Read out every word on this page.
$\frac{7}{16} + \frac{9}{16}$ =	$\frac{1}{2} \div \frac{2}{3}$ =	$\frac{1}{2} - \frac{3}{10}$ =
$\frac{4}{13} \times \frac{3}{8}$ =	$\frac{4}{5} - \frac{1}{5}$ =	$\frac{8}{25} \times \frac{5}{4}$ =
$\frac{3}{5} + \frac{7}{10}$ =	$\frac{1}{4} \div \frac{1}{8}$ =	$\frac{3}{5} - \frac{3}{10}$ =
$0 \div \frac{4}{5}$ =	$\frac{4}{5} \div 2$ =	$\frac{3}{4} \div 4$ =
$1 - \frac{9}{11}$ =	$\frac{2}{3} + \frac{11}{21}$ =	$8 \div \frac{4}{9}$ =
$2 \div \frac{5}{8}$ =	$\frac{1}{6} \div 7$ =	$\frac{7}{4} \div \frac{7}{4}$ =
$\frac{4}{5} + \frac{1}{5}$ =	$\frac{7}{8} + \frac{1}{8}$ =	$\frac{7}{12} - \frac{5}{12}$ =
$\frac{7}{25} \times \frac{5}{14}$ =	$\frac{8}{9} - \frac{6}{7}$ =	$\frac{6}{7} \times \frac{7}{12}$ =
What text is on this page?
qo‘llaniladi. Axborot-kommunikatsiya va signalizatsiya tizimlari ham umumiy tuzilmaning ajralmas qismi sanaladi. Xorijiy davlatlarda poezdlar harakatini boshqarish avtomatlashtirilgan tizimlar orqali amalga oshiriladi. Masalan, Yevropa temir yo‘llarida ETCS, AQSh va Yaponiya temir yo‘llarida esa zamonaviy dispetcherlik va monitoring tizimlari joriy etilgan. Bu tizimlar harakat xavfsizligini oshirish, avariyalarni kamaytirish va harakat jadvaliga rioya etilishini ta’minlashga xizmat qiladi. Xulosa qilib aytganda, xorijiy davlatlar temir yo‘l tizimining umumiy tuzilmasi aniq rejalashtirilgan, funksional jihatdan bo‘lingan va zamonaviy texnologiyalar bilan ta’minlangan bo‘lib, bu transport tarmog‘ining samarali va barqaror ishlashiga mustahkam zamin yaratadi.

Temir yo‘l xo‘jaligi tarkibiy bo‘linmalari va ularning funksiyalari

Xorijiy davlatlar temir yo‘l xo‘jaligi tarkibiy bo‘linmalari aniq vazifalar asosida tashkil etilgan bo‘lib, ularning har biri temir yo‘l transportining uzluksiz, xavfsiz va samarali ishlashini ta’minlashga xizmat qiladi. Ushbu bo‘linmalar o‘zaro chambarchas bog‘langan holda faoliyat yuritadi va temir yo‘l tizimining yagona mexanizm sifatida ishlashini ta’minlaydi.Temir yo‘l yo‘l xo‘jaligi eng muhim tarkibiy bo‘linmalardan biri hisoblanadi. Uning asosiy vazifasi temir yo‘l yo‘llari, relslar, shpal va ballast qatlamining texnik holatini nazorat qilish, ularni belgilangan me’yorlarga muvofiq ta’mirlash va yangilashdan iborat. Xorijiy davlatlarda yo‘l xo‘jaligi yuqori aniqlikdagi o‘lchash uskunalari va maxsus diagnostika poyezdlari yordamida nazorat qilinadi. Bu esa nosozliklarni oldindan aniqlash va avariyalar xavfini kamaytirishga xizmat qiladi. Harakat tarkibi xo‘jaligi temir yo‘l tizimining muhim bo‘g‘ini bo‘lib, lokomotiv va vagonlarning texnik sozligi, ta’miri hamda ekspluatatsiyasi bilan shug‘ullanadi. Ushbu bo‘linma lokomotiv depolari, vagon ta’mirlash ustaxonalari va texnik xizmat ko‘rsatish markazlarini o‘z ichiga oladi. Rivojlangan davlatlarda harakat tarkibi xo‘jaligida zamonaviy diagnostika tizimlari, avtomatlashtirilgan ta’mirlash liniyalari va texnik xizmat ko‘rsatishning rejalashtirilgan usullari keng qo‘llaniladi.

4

────────────────────────────────────────

EXERCISE »
Return every entry exactly as given.

EXERCISE OUTPUT »
Read out every word on this page.
$\frac{7}{16} + \frac{9}{16}$ =	$\frac{1}{2} \div \frac{2}{3}$ =	$\frac{1}{2} - \frac{3}{10}$ =
$\frac{4}{13} \times \frac{3}{8}$ =	$\frac{4}{5} - \frac{1}{5}$ =	$\frac{8}{25} \times \frac{5}{4}$ =
$\frac{3}{5} + \frac{7}{10}$ =	$\frac{1}{4} \div \frac{1}{8}$ =	$\frac{3}{5} - \frac{3}{10}$ =
$0 \div \frac{4}{5}$ =	$\frac{4}{5} \div 2$ =	$\frac{3}{4} \div 4$ =
$1 - \frac{9}{11}$ =	$\frac{2}{3} + \frac{11}{21}$ =	$8 \div \frac{4}{9}$ =
$2 \div \frac{5}{8}$ =	$\frac{1}{6} \div 7$ =	$\frac{7}{4} \div \frac{7}{4}$ =
$\frac{4}{5} + \frac{1}{5}$ =	$\frac{7}{8} + \frac{1}{8}$ =	$\frac{7}{12} - \frac{5}{12}$ =
$\frac{7}{25} \times \frac{5}{14}$ =	$\frac{8}{9} - \frac{6}{7}$ =	$\frac{6}{7} \times \frac{7}{12}$ =
What text is on this page?
qo‘llaniladi. Axborot-kommunikatsiya va signalizatsiya tizimlari ham umumiy tuzilmaning ajralmas qismi sanaladi. Xorijiy davlatlarda poezdlar harakatini boshqarish avtomatlashtirilgan tizimlar orqali amalga oshiriladi. Masalan, Yevropa temir yo‘llarida ETCS, AQSh va Yaponiya temir yo‘llarida esa zamonaviy dispetcherlik va monitoring tizimlari joriy etilgan. Bu tizimlar harakat xavfsizligini oshirish, avariyalarni kamaytirish va harakat jadvaliga rioya etilishini ta’minlashga xizmat qiladi. Xulosa qilib aytganda, xorijiy davlatlar temir yo‘l tizimining umumiy tuzilmasi aniq rejalashtirilgan, funksional jihatdan bo‘lingan va zamonaviy texnologiyalar bilan ta’minlangan bo‘lib, bu transport tarmog‘ining samarali va barqaror ishlashiga mustahkam zamin yaratadi.

Temir yo‘l xo‘jaligi tarkibiy bo‘linmalari va ularning funksiyalari

Xorijiy davlatlar temir yo‘l xo‘jaligi tarkibiy bo‘linmalari aniq vazifalar asosida tashkil etilgan bo‘lib, ularning har biri temir yo‘l transportining uzluksiz, xavfsiz va samarali ishlashini ta’minlashga xizmat qiladi. Ushbu bo‘linmalar o‘zaro chambarchas bog‘langan holda faoliyat yuritadi va temir yo‘l tizimining yagona mexanizm sifatida ishlashini ta’minlaydi.Temir yo‘l yo‘l xo‘jaligi eng muhim tarkibiy bo‘linmalardan biri hisoblanadi. Uning asosiy vazifasi temir yo‘l yo‘llari, relslar, shpal va ballast qatlamining texnik holatini nazorat qilish, ularni belgilangan me’yorlarga muvofiq ta’mirlash va yangilashdan iborat. Xorijiy davlatlarda yo‘l xo‘jaligi yuqori aniqlikdagi o‘lchash uskunalari va maxsus diagnostika poyezdlari yordamida nazorat qilinadi. Bu esa nosozliklarni oldindan aniqlash va avariyalar xavfini kamaytirishga xizmat qiladi. Harakat tarkibi xo‘jaligi temir yo‘l tizimining muhim bo‘g‘ini bo‘lib, lokomotiv va vagonlarning texnik sozligi, ta’miri hamda ekspluatatsiyasi bilan shug‘ullanadi. Ushbu bo‘linma lokomotiv depolari, vagon ta’mirlash ustaxonalari va texnik xizmat ko‘rsatish markazlarini o‘z ichiga oladi. Rivojlangan davlatlarda harakat tarkibi xo‘jaligida zamonaviy diagnostika tizimlari, avtomatlashtirilgan ta’mirlash liniyalari va texnik xizmat ko‘rsatishning rejalashtirilgan usullari keng qo‘llaniladi.

4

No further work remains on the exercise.